(Stored data)
┌──
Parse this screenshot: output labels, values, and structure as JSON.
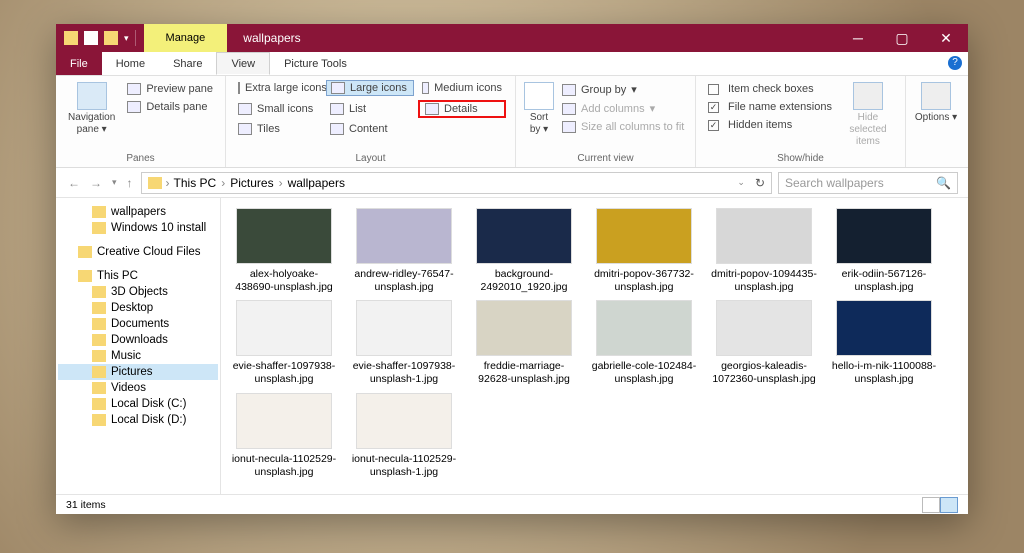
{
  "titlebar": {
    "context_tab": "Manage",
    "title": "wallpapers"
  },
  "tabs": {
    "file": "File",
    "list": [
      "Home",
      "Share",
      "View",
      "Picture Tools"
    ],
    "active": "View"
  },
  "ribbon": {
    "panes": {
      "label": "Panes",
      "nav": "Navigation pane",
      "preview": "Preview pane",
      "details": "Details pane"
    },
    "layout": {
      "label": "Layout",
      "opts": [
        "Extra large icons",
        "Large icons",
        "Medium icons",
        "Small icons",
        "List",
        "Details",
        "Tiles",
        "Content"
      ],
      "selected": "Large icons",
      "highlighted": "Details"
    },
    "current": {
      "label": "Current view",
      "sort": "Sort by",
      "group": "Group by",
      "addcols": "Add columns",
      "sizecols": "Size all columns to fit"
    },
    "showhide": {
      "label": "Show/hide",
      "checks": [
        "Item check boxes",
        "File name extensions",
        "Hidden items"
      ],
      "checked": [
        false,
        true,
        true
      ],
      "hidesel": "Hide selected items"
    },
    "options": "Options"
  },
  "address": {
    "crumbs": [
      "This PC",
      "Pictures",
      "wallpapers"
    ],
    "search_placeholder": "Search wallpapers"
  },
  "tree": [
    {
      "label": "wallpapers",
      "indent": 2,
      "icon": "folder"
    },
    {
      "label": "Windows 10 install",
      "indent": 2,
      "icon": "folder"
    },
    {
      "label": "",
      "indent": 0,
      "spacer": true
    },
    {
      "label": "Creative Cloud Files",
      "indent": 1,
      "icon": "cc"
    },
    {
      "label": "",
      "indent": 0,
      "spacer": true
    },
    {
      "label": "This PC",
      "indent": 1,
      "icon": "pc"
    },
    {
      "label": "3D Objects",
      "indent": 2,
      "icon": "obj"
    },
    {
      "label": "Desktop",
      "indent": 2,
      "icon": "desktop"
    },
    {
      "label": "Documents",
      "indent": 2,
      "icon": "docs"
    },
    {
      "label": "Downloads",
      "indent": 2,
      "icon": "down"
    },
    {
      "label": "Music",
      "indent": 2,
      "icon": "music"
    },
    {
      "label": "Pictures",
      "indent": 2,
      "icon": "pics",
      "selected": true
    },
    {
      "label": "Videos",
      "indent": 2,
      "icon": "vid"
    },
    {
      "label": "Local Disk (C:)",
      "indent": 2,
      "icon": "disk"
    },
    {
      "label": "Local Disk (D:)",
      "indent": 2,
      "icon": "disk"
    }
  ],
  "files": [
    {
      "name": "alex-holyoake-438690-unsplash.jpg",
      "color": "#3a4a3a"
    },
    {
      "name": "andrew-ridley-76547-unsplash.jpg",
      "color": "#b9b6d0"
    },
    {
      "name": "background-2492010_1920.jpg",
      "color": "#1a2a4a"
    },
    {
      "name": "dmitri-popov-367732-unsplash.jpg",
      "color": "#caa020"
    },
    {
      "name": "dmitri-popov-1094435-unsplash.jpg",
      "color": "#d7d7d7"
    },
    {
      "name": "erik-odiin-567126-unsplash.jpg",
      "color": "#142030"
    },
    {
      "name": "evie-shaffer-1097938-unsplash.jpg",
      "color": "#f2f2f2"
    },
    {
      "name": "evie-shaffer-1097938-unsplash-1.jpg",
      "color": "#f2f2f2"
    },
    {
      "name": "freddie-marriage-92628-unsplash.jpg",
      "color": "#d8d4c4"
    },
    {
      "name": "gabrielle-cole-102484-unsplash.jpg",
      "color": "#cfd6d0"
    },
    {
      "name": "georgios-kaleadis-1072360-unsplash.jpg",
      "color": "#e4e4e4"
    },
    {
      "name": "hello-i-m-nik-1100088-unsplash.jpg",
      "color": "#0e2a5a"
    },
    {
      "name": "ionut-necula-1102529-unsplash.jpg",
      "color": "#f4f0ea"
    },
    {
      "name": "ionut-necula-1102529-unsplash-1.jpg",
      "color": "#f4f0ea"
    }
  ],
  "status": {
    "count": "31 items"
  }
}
└──
┌──
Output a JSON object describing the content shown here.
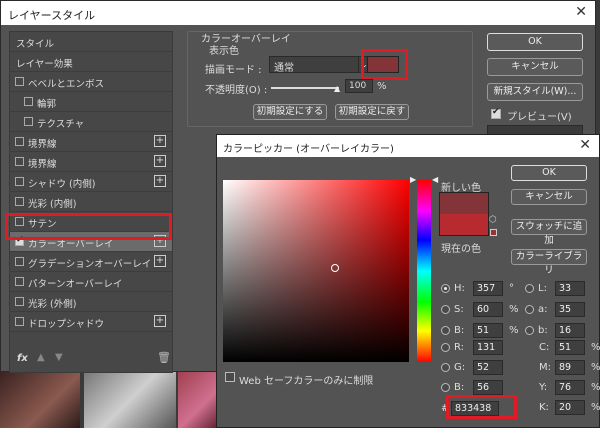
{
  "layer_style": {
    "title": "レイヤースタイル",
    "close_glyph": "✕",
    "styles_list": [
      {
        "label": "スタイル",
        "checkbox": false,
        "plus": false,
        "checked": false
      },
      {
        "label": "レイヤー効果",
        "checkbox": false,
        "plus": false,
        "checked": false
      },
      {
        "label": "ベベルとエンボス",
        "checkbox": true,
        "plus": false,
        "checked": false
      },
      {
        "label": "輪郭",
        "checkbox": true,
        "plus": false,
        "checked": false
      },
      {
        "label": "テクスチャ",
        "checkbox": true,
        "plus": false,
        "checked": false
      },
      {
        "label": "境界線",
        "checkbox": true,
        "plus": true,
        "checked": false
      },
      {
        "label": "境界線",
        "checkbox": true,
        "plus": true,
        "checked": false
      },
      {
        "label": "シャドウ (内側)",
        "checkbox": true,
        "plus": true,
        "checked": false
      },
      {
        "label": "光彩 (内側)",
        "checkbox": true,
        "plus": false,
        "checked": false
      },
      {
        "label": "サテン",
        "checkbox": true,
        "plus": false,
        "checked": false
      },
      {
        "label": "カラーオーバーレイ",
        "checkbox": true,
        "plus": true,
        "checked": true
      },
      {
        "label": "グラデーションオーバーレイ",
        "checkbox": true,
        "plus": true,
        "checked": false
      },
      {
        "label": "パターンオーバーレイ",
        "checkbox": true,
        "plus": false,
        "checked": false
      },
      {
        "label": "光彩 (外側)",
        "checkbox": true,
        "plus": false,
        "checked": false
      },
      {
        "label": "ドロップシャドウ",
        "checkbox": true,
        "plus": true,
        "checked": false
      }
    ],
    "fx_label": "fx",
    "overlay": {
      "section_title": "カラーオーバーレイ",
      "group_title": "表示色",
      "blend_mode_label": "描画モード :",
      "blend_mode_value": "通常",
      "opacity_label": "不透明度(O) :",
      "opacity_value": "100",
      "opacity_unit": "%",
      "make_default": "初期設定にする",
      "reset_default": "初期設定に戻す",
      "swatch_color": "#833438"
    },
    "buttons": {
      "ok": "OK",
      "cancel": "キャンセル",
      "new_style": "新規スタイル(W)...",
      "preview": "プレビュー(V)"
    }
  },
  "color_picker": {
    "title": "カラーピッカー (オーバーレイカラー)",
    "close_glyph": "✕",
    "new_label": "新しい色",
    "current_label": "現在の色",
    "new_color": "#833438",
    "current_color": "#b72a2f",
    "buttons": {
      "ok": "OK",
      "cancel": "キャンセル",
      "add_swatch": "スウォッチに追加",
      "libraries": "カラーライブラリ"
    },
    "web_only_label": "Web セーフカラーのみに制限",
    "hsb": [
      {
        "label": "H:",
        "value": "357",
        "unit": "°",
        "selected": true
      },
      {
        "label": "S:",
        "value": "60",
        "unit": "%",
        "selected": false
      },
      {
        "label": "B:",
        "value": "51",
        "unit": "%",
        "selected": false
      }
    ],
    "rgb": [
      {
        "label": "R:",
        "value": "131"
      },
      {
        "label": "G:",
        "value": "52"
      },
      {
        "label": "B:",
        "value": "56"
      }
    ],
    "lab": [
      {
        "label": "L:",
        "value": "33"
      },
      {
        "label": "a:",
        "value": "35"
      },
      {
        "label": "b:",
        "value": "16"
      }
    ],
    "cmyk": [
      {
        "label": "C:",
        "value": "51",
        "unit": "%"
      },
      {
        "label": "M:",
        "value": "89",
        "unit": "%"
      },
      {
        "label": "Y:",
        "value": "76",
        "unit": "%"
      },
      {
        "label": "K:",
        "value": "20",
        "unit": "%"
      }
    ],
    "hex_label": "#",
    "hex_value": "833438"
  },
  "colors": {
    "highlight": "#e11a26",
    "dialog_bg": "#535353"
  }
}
└──
Task statement: Track down the lines that include the word "preview" and copy them.

Output:
      "preview": "Preview pane",
      "preview": "プレビュー(V)"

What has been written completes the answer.